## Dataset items

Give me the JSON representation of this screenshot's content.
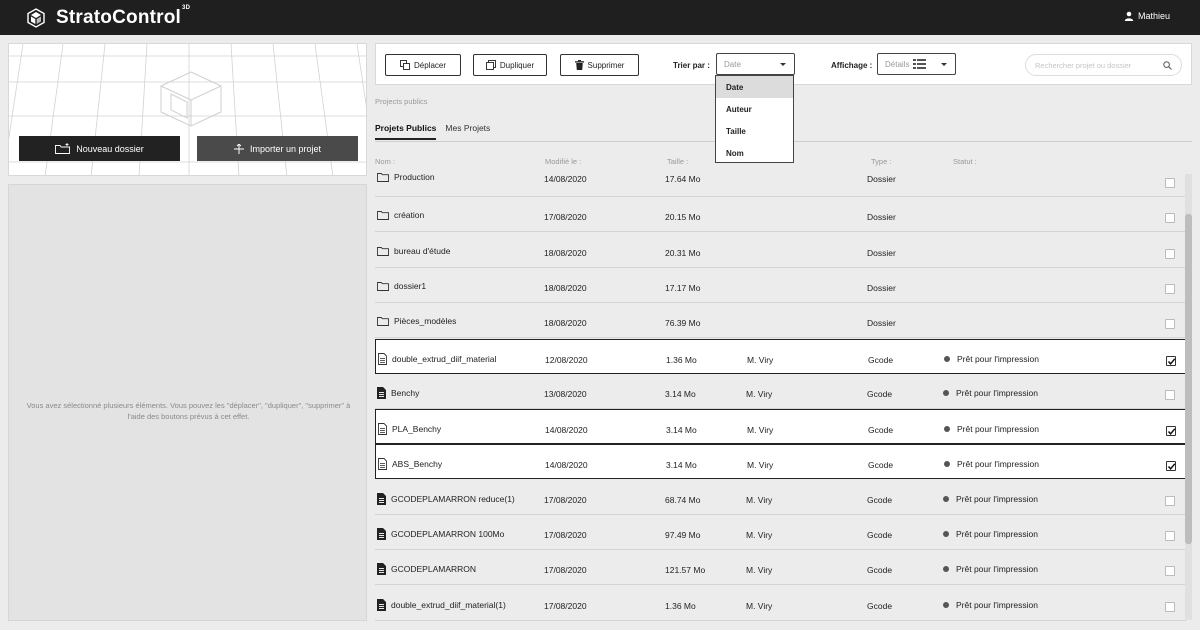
{
  "app": {
    "title": "StratoControl",
    "title_sup": "3D",
    "user": "Mathieu"
  },
  "left": {
    "new_folder_label": "Nouveau dossier",
    "import_label": "Importer un projet",
    "selection_message": "Vous avez sélectionné plusieurs éléments. Vous pouvez les \"déplacer\", \"dupliquer\", \"supprimer\" à l'aide des boutons prévus à cet effet."
  },
  "toolbar": {
    "move_label": "Déplacer",
    "duplicate_label": "Dupliquer",
    "delete_label": "Supprimer",
    "sort_label": "Trier par :",
    "sort_value": "Date",
    "display_label": "Affichage :",
    "display_value": "Détails",
    "search_placeholder": "Rechercher projet ou dossier"
  },
  "sort_options": [
    "Date",
    "Auteur",
    "Taille",
    "Nom"
  ],
  "breadcrumb": "Projects publics",
  "tabs": [
    "Projets Publics",
    "Mes Projets"
  ],
  "columns": {
    "name": "Nom :",
    "modified": "Modifié le :",
    "size": "Taille :",
    "type": "Type :",
    "status": "Statut :"
  },
  "rows": [
    {
      "name": "Production",
      "date": "14/08/2020",
      "size": "17.64 Mo",
      "author": "",
      "type": "Dossier",
      "status": "",
      "kind": "folder",
      "checked": false
    },
    {
      "name": "création",
      "date": "17/08/2020",
      "size": "20.15 Mo",
      "author": "",
      "type": "Dossier",
      "status": "",
      "kind": "folder",
      "checked": false
    },
    {
      "name": "bureau d'étude",
      "date": "18/08/2020",
      "size": "20.31 Mo",
      "author": "",
      "type": "Dossier",
      "status": "",
      "kind": "folder",
      "checked": false
    },
    {
      "name": "dossier1",
      "date": "18/08/2020",
      "size": "17.17 Mo",
      "author": "",
      "type": "Dossier",
      "status": "",
      "kind": "folder",
      "checked": false
    },
    {
      "name": "Pièces_modèles",
      "date": "18/08/2020",
      "size": "76.39 Mo",
      "author": "",
      "type": "Dossier",
      "status": "",
      "kind": "folder",
      "checked": false
    },
    {
      "name": "double_extrud_diif_material",
      "date": "12/08/2020",
      "size": "1.36 Mo",
      "author": "M. Viry",
      "type": "Gcode",
      "status": "Prêt pour l'impression",
      "kind": "file-outline",
      "checked": true
    },
    {
      "name": "Benchy",
      "date": "13/08/2020",
      "size": "3.14 Mo",
      "author": "M. Viry",
      "type": "Gcode",
      "status": "Prêt pour l'impression",
      "kind": "file",
      "checked": false
    },
    {
      "name": "PLA_Benchy",
      "date": "14/08/2020",
      "size": "3.14 Mo",
      "author": "M. Viry",
      "type": "Gcode",
      "status": "Prêt pour l'impression",
      "kind": "file-outline",
      "checked": true
    },
    {
      "name": "ABS_Benchy",
      "date": "14/08/2020",
      "size": "3.14 Mo",
      "author": "M. Viry",
      "type": "Gcode",
      "status": "Prêt pour l'impression",
      "kind": "file-outline",
      "checked": true
    },
    {
      "name": "GCODEPLAMARRON reduce(1)",
      "date": "17/08/2020",
      "size": "68.74 Mo",
      "author": "M. Viry",
      "type": "Gcode",
      "status": "Prêt pour l'impression",
      "kind": "file",
      "checked": false
    },
    {
      "name": "GCODEPLAMARRON 100Mo",
      "date": "17/08/2020",
      "size": "97.49 Mo",
      "author": "M. Viry",
      "type": "Gcode",
      "status": "Prêt pour l'impression",
      "kind": "file",
      "checked": false
    },
    {
      "name": "GCODEPLAMARRON",
      "date": "17/08/2020",
      "size": "121.57 Mo",
      "author": "M. Viry",
      "type": "Gcode",
      "status": "Prêt pour l'impression",
      "kind": "file",
      "checked": false
    },
    {
      "name": "double_extrud_diif_material(1)",
      "date": "17/08/2020",
      "size": "1.36 Mo",
      "author": "M. Viry",
      "type": "Gcode",
      "status": "Prêt pour l'impression",
      "kind": "file",
      "checked": false
    }
  ]
}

## INSTRUCTION
Repeat the material above in full and exactly, omitting the pictures.

## REPLY
Give me the JSON representation of this screenshot's content.
{
  "app": {
    "title": "StratoControl",
    "title_sup": "3D",
    "user": "Mathieu"
  },
  "left": {
    "new_folder_label": "Nouveau dossier",
    "import_label": "Importer un projet",
    "selection_message": "Vous avez sélectionné plusieurs éléments. Vous pouvez les \"déplacer\", \"dupliquer\", \"supprimer\" à l'aide des boutons prévus à cet effet."
  },
  "toolbar": {
    "move_label": "Déplacer",
    "duplicate_label": "Dupliquer",
    "delete_label": "Supprimer",
    "sort_label": "Trier par :",
    "sort_value": "Date",
    "display_label": "Affichage :",
    "display_value": "Détails",
    "search_placeholder": "Rechercher projet ou dossier"
  },
  "sort_options": [
    "Date",
    "Auteur",
    "Taille",
    "Nom"
  ],
  "breadcrumb": "Projects publics",
  "tabs": [
    "Projets Publics",
    "Mes Projets"
  ],
  "columns": {
    "name": "Nom :",
    "modified": "Modifié le :",
    "size": "Taille :",
    "type": "Type :",
    "status": "Statut :"
  },
  "rows": [
    {
      "name": "Production",
      "date": "14/08/2020",
      "size": "17.64 Mo",
      "author": "",
      "type": "Dossier",
      "status": "",
      "kind": "folder",
      "checked": false
    },
    {
      "name": "création",
      "date": "17/08/2020",
      "size": "20.15 Mo",
      "author": "",
      "type": "Dossier",
      "status": "",
      "kind": "folder",
      "checked": false
    },
    {
      "name": "bureau d'étude",
      "date": "18/08/2020",
      "size": "20.31 Mo",
      "author": "",
      "type": "Dossier",
      "status": "",
      "kind": "folder",
      "checked": false
    },
    {
      "name": "dossier1",
      "date": "18/08/2020",
      "size": "17.17 Mo",
      "author": "",
      "type": "Dossier",
      "status": "",
      "kind": "folder",
      "checked": false
    },
    {
      "name": "Pièces_modèles",
      "date": "18/08/2020",
      "size": "76.39 Mo",
      "author": "",
      "type": "Dossier",
      "status": "",
      "kind": "folder",
      "checked": false
    },
    {
      "name": "double_extrud_diif_material",
      "date": "12/08/2020",
      "size": "1.36 Mo",
      "author": "M. Viry",
      "type": "Gcode",
      "status": "Prêt pour l'impression",
      "kind": "file-outline",
      "checked": true
    },
    {
      "name": "Benchy",
      "date": "13/08/2020",
      "size": "3.14 Mo",
      "author": "M. Viry",
      "type": "Gcode",
      "status": "Prêt pour l'impression",
      "kind": "file",
      "checked": false
    },
    {
      "name": "PLA_Benchy",
      "date": "14/08/2020",
      "size": "3.14 Mo",
      "author": "M. Viry",
      "type": "Gcode",
      "status": "Prêt pour l'impression",
      "kind": "file-outline",
      "checked": true
    },
    {
      "name": "ABS_Benchy",
      "date": "14/08/2020",
      "size": "3.14 Mo",
      "author": "M. Viry",
      "type": "Gcode",
      "status": "Prêt pour l'impression",
      "kind": "file-outline",
      "checked": true
    },
    {
      "name": "GCODEPLAMARRON reduce(1)",
      "date": "17/08/2020",
      "size": "68.74 Mo",
      "author": "M. Viry",
      "type": "Gcode",
      "status": "Prêt pour l'impression",
      "kind": "file",
      "checked": false
    },
    {
      "name": "GCODEPLAMARRON 100Mo",
      "date": "17/08/2020",
      "size": "97.49 Mo",
      "author": "M. Viry",
      "type": "Gcode",
      "status": "Prêt pour l'impression",
      "kind": "file",
      "checked": false
    },
    {
      "name": "GCODEPLAMARRON",
      "date": "17/08/2020",
      "size": "121.57 Mo",
      "author": "M. Viry",
      "type": "Gcode",
      "status": "Prêt pour l'impression",
      "kind": "file",
      "checked": false
    },
    {
      "name": "double_extrud_diif_material(1)",
      "date": "17/08/2020",
      "size": "1.36 Mo",
      "author": "M. Viry",
      "type": "Gcode",
      "status": "Prêt pour l'impression",
      "kind": "file",
      "checked": false
    }
  ]
}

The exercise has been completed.